[Figure dataset records]
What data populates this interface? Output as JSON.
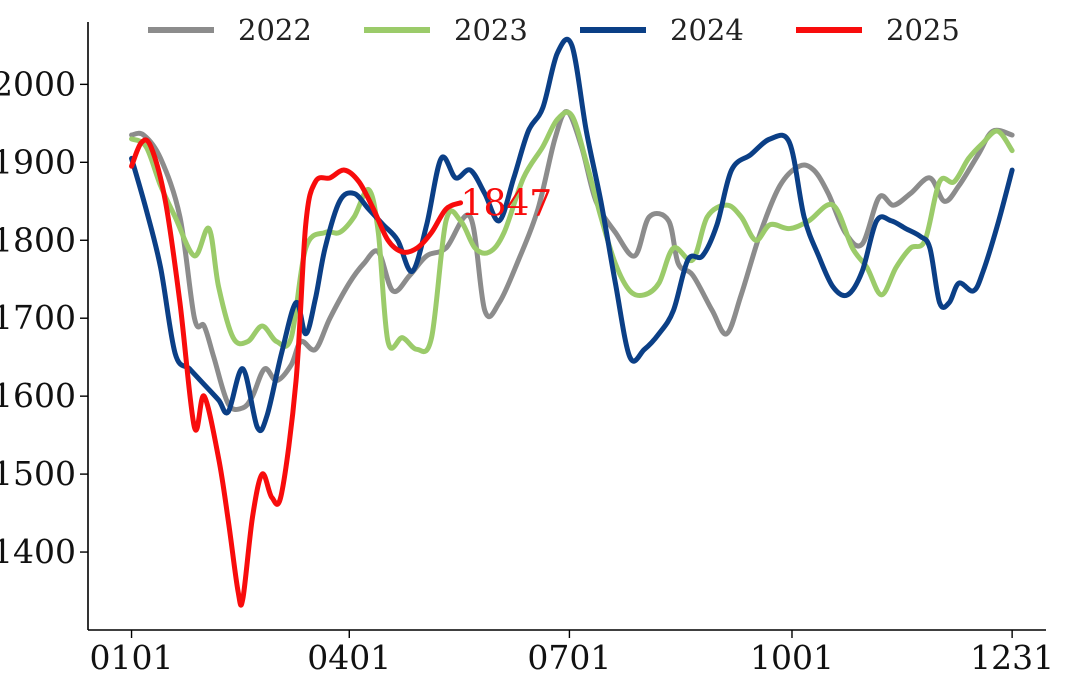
{
  "chart_data": {
    "type": "line",
    "title": "",
    "xlabel": "",
    "ylabel": "",
    "x_tick_labels": [
      "0101",
      "0401",
      "0701",
      "1001",
      "1231"
    ],
    "x_tick_days": [
      0,
      90,
      181,
      273,
      364
    ],
    "x_range_days": [
      -18,
      378
    ],
    "yticks": [
      1400,
      1500,
      1600,
      1700,
      1800,
      1900,
      2000
    ],
    "ylim": [
      1300,
      2080
    ],
    "grid": false,
    "legend": {
      "position": "top",
      "orientation": "horizontal"
    },
    "series": [
      {
        "name": "2022",
        "color": "#8c8c8c",
        "points": [
          [
            0,
            1935
          ],
          [
            5,
            1935
          ],
          [
            12,
            1905
          ],
          [
            20,
            1830
          ],
          [
            26,
            1700
          ],
          [
            30,
            1690
          ],
          [
            34,
            1650
          ],
          [
            40,
            1590
          ],
          [
            46,
            1585
          ],
          [
            50,
            1600
          ],
          [
            55,
            1635
          ],
          [
            60,
            1620
          ],
          [
            66,
            1640
          ],
          [
            70,
            1670
          ],
          [
            76,
            1660
          ],
          [
            82,
            1700
          ],
          [
            90,
            1745
          ],
          [
            96,
            1770
          ],
          [
            102,
            1785
          ],
          [
            108,
            1735
          ],
          [
            115,
            1755
          ],
          [
            122,
            1780
          ],
          [
            130,
            1790
          ],
          [
            140,
            1830
          ],
          [
            146,
            1710
          ],
          [
            152,
            1720
          ],
          [
            160,
            1775
          ],
          [
            168,
            1840
          ],
          [
            175,
            1930
          ],
          [
            180,
            1965
          ],
          [
            186,
            1920
          ],
          [
            192,
            1850
          ],
          [
            200,
            1810
          ],
          [
            208,
            1780
          ],
          [
            214,
            1830
          ],
          [
            222,
            1825
          ],
          [
            226,
            1770
          ],
          [
            232,
            1755
          ],
          [
            240,
            1710
          ],
          [
            246,
            1680
          ],
          [
            252,
            1730
          ],
          [
            260,
            1810
          ],
          [
            268,
            1870
          ],
          [
            276,
            1895
          ],
          [
            282,
            1890
          ],
          [
            288,
            1860
          ],
          [
            295,
            1810
          ],
          [
            302,
            1795
          ],
          [
            309,
            1855
          ],
          [
            315,
            1845
          ],
          [
            322,
            1860
          ],
          [
            330,
            1880
          ],
          [
            336,
            1850
          ],
          [
            342,
            1870
          ],
          [
            350,
            1910
          ],
          [
            356,
            1940
          ],
          [
            364,
            1935
          ]
        ]
      },
      {
        "name": "2023",
        "color": "#9bcb6a",
        "points": [
          [
            0,
            1930
          ],
          [
            6,
            1920
          ],
          [
            12,
            1870
          ],
          [
            18,
            1830
          ],
          [
            26,
            1780
          ],
          [
            32,
            1815
          ],
          [
            36,
            1740
          ],
          [
            42,
            1675
          ],
          [
            48,
            1670
          ],
          [
            54,
            1690
          ],
          [
            60,
            1670
          ],
          [
            66,
            1675
          ],
          [
            72,
            1790
          ],
          [
            80,
            1810
          ],
          [
            86,
            1810
          ],
          [
            92,
            1830
          ],
          [
            98,
            1865
          ],
          [
            102,
            1810
          ],
          [
            106,
            1670
          ],
          [
            112,
            1675
          ],
          [
            118,
            1660
          ],
          [
            124,
            1675
          ],
          [
            130,
            1825
          ],
          [
            136,
            1825
          ],
          [
            142,
            1790
          ],
          [
            148,
            1785
          ],
          [
            154,
            1810
          ],
          [
            162,
            1880
          ],
          [
            170,
            1920
          ],
          [
            176,
            1955
          ],
          [
            182,
            1960
          ],
          [
            188,
            1900
          ],
          [
            194,
            1830
          ],
          [
            200,
            1770
          ],
          [
            206,
            1735
          ],
          [
            212,
            1730
          ],
          [
            218,
            1745
          ],
          [
            224,
            1790
          ],
          [
            232,
            1775
          ],
          [
            238,
            1830
          ],
          [
            246,
            1845
          ],
          [
            252,
            1830
          ],
          [
            258,
            1800
          ],
          [
            264,
            1820
          ],
          [
            272,
            1815
          ],
          [
            280,
            1825
          ],
          [
            290,
            1845
          ],
          [
            298,
            1790
          ],
          [
            304,
            1765
          ],
          [
            310,
            1730
          ],
          [
            316,
            1765
          ],
          [
            322,
            1790
          ],
          [
            328,
            1800
          ],
          [
            334,
            1875
          ],
          [
            340,
            1875
          ],
          [
            346,
            1905
          ],
          [
            352,
            1925
          ],
          [
            358,
            1940
          ],
          [
            364,
            1915
          ]
        ]
      },
      {
        "name": "2024",
        "color": "#0b3f86",
        "points": [
          [
            0,
            1905
          ],
          [
            6,
            1840
          ],
          [
            12,
            1765
          ],
          [
            18,
            1655
          ],
          [
            24,
            1635
          ],
          [
            30,
            1615
          ],
          [
            36,
            1595
          ],
          [
            40,
            1580
          ],
          [
            46,
            1635
          ],
          [
            52,
            1560
          ],
          [
            56,
            1575
          ],
          [
            62,
            1655
          ],
          [
            68,
            1720
          ],
          [
            72,
            1680
          ],
          [
            76,
            1725
          ],
          [
            80,
            1790
          ],
          [
            86,
            1850
          ],
          [
            92,
            1860
          ],
          [
            98,
            1840
          ],
          [
            104,
            1820
          ],
          [
            110,
            1800
          ],
          [
            116,
            1760
          ],
          [
            122,
            1820
          ],
          [
            128,
            1905
          ],
          [
            134,
            1880
          ],
          [
            140,
            1890
          ],
          [
            146,
            1860
          ],
          [
            152,
            1825
          ],
          [
            158,
            1880
          ],
          [
            164,
            1940
          ],
          [
            170,
            1970
          ],
          [
            176,
            2040
          ],
          [
            182,
            2050
          ],
          [
            188,
            1940
          ],
          [
            194,
            1850
          ],
          [
            200,
            1745
          ],
          [
            206,
            1650
          ],
          [
            212,
            1660
          ],
          [
            218,
            1680
          ],
          [
            224,
            1710
          ],
          [
            230,
            1775
          ],
          [
            236,
            1780
          ],
          [
            242,
            1820
          ],
          [
            248,
            1890
          ],
          [
            256,
            1910
          ],
          [
            264,
            1930
          ],
          [
            272,
            1925
          ],
          [
            278,
            1830
          ],
          [
            284,
            1780
          ],
          [
            290,
            1740
          ],
          [
            296,
            1730
          ],
          [
            302,
            1760
          ],
          [
            308,
            1825
          ],
          [
            314,
            1825
          ],
          [
            320,
            1815
          ],
          [
            326,
            1805
          ],
          [
            330,
            1790
          ],
          [
            334,
            1720
          ],
          [
            338,
            1720
          ],
          [
            342,
            1745
          ],
          [
            348,
            1735
          ],
          [
            352,
            1760
          ],
          [
            358,
            1820
          ],
          [
            364,
            1890
          ]
        ]
      },
      {
        "name": "2025",
        "color": "#f80c0c",
        "points": [
          [
            0,
            1895
          ],
          [
            4,
            1925
          ],
          [
            8,
            1920
          ],
          [
            14,
            1850
          ],
          [
            20,
            1720
          ],
          [
            26,
            1560
          ],
          [
            30,
            1600
          ],
          [
            36,
            1520
          ],
          [
            40,
            1440
          ],
          [
            44,
            1350
          ],
          [
            46,
            1340
          ],
          [
            50,
            1445
          ],
          [
            54,
            1500
          ],
          [
            58,
            1470
          ],
          [
            62,
            1475
          ],
          [
            68,
            1620
          ],
          [
            72,
            1820
          ],
          [
            76,
            1875
          ],
          [
            82,
            1880
          ],
          [
            88,
            1890
          ],
          [
            94,
            1875
          ],
          [
            100,
            1840
          ],
          [
            106,
            1800
          ],
          [
            112,
            1785
          ],
          [
            118,
            1790
          ],
          [
            124,
            1810
          ],
          [
            130,
            1840
          ],
          [
            136,
            1848
          ]
        ]
      }
    ],
    "annotations": [
      {
        "text": "1847",
        "color": "#f80c0c",
        "x_day": 136,
        "y": 1847
      }
    ]
  }
}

Task to carry out: From the listing above, find the number of lines with the word "name" in them. Answer with the number only.

Full response: 4